═══ SUPPLIED MATERIAL ═══

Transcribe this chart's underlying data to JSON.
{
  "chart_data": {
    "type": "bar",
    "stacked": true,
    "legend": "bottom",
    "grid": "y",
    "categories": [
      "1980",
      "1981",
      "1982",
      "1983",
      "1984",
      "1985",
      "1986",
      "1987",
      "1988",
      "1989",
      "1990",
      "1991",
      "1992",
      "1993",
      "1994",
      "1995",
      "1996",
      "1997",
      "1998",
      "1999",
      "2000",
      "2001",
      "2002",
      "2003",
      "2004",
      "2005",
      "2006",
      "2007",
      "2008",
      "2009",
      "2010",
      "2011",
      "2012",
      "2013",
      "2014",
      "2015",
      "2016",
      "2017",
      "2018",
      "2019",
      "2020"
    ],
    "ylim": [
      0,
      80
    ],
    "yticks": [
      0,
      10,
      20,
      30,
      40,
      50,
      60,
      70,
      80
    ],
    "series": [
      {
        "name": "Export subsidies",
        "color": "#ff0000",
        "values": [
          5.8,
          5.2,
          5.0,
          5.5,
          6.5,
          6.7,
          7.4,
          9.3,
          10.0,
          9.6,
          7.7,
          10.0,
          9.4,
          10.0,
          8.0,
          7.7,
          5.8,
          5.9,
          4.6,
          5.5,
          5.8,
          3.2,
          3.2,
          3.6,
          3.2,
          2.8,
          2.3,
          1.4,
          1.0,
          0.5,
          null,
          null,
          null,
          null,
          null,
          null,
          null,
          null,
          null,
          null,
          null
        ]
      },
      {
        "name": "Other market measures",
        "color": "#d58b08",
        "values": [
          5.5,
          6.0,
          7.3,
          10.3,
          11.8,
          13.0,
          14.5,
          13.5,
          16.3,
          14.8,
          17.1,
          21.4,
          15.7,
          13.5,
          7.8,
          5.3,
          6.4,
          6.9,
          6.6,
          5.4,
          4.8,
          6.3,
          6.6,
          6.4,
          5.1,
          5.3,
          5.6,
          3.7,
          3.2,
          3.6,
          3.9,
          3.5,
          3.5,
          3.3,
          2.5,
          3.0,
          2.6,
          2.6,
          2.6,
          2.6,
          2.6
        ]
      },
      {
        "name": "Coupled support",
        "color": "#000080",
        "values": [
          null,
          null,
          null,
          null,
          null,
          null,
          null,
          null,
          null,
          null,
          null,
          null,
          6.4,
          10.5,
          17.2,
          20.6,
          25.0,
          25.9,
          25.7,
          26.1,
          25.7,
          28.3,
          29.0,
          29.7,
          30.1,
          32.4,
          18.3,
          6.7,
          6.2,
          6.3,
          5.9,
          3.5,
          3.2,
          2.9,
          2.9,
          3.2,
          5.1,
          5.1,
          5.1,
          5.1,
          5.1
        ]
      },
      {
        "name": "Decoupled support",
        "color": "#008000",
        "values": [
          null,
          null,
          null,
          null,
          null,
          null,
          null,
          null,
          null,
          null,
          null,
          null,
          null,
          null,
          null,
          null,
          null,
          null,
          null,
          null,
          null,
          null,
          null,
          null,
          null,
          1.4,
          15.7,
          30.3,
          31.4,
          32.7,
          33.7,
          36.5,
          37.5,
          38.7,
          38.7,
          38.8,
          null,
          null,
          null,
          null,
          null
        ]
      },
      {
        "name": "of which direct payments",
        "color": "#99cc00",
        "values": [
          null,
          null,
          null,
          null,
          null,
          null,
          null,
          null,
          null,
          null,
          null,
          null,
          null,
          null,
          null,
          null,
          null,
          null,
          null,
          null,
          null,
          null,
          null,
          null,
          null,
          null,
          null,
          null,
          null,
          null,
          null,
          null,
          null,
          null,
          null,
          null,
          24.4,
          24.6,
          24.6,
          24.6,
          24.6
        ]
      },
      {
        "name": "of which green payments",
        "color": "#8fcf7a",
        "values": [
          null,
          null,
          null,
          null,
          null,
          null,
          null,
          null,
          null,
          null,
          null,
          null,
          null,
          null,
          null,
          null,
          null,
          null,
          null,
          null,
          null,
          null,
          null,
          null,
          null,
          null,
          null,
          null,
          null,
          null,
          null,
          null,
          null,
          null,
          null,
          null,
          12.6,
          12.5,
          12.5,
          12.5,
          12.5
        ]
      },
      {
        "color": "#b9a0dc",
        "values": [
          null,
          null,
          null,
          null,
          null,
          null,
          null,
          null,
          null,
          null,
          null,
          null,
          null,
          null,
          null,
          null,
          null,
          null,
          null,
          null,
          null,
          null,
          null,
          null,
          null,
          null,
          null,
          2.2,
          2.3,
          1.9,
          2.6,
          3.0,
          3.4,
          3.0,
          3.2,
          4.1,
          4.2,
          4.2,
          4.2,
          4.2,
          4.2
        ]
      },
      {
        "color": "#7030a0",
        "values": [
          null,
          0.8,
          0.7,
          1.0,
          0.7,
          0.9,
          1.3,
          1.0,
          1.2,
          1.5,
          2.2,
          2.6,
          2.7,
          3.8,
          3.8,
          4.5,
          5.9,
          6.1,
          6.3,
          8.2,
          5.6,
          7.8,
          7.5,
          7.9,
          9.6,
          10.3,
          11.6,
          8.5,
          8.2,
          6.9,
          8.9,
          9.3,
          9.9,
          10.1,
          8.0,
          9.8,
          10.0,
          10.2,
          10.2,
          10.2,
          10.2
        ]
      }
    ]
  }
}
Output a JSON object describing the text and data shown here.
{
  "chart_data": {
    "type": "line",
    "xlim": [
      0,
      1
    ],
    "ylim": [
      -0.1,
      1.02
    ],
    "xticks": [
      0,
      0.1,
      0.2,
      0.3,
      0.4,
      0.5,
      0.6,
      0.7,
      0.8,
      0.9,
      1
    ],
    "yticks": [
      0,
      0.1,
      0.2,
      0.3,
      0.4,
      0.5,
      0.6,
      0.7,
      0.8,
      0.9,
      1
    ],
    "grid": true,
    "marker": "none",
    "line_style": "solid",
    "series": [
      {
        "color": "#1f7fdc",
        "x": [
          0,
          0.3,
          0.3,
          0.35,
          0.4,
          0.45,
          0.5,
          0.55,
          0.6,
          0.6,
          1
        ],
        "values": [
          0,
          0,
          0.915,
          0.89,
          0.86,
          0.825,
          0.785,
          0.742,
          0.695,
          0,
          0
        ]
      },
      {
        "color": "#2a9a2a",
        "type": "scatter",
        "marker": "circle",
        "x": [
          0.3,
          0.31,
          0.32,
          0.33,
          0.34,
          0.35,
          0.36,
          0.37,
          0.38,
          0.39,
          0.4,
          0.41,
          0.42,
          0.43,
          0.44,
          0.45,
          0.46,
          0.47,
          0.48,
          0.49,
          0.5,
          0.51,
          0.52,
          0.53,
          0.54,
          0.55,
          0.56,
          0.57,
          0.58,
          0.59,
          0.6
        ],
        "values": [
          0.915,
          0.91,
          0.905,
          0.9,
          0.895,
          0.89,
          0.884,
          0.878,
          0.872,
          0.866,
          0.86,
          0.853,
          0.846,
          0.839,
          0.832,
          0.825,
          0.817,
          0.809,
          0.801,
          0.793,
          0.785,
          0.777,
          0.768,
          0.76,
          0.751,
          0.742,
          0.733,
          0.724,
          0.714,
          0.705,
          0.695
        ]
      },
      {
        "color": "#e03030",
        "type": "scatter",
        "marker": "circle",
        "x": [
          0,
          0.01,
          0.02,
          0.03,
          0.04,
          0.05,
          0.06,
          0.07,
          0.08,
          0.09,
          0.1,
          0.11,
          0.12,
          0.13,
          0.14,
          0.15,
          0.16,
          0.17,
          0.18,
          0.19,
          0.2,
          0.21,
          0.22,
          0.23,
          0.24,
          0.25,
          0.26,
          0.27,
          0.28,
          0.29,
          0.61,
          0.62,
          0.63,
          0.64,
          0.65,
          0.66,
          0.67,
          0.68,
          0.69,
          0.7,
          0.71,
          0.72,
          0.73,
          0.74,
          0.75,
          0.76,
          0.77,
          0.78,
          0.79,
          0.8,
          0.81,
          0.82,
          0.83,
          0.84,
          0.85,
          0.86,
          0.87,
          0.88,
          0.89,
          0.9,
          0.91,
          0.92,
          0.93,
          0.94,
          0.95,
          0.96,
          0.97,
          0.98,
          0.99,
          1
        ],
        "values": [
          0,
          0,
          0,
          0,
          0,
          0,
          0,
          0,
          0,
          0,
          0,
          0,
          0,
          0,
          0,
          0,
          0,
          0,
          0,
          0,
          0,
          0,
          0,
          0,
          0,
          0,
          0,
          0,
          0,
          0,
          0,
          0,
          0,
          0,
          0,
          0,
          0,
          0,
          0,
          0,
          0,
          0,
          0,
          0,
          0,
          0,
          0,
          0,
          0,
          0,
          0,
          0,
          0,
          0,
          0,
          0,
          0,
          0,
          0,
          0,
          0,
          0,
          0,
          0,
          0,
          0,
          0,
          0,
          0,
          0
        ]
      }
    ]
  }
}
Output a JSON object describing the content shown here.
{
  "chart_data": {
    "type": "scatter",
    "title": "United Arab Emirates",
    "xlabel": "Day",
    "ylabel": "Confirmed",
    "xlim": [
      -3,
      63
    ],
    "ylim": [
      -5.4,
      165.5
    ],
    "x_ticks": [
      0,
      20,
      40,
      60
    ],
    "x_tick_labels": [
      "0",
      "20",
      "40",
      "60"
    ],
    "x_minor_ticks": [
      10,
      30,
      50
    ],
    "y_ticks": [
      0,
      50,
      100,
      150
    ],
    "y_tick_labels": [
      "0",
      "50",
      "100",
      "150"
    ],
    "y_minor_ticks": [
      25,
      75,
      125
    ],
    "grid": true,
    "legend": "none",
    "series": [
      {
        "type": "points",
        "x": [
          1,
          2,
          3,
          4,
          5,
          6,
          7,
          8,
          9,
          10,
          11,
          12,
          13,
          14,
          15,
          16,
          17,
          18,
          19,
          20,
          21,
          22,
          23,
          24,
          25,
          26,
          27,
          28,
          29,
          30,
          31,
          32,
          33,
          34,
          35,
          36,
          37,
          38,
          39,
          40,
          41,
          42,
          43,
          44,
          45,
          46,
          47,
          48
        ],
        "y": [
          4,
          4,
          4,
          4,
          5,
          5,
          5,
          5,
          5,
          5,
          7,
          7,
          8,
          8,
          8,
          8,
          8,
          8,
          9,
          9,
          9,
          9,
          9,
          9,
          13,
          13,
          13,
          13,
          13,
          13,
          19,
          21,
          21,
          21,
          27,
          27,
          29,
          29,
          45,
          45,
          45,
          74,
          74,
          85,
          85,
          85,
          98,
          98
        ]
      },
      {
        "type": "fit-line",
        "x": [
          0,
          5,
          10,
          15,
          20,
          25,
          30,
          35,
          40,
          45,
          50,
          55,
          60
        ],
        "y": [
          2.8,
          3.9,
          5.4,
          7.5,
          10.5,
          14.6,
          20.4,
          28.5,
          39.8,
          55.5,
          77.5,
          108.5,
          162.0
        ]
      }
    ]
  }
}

═══

## WHAT NEEDS TO BE DONE
Pick out lines containing the word "JSON", each one as written.

## PROBLEM SOLUTION
Transcribe this chart's underlying data to JSON.
Output a JSON object describing the text and data shown here.
Output a JSON object describing the content shown here.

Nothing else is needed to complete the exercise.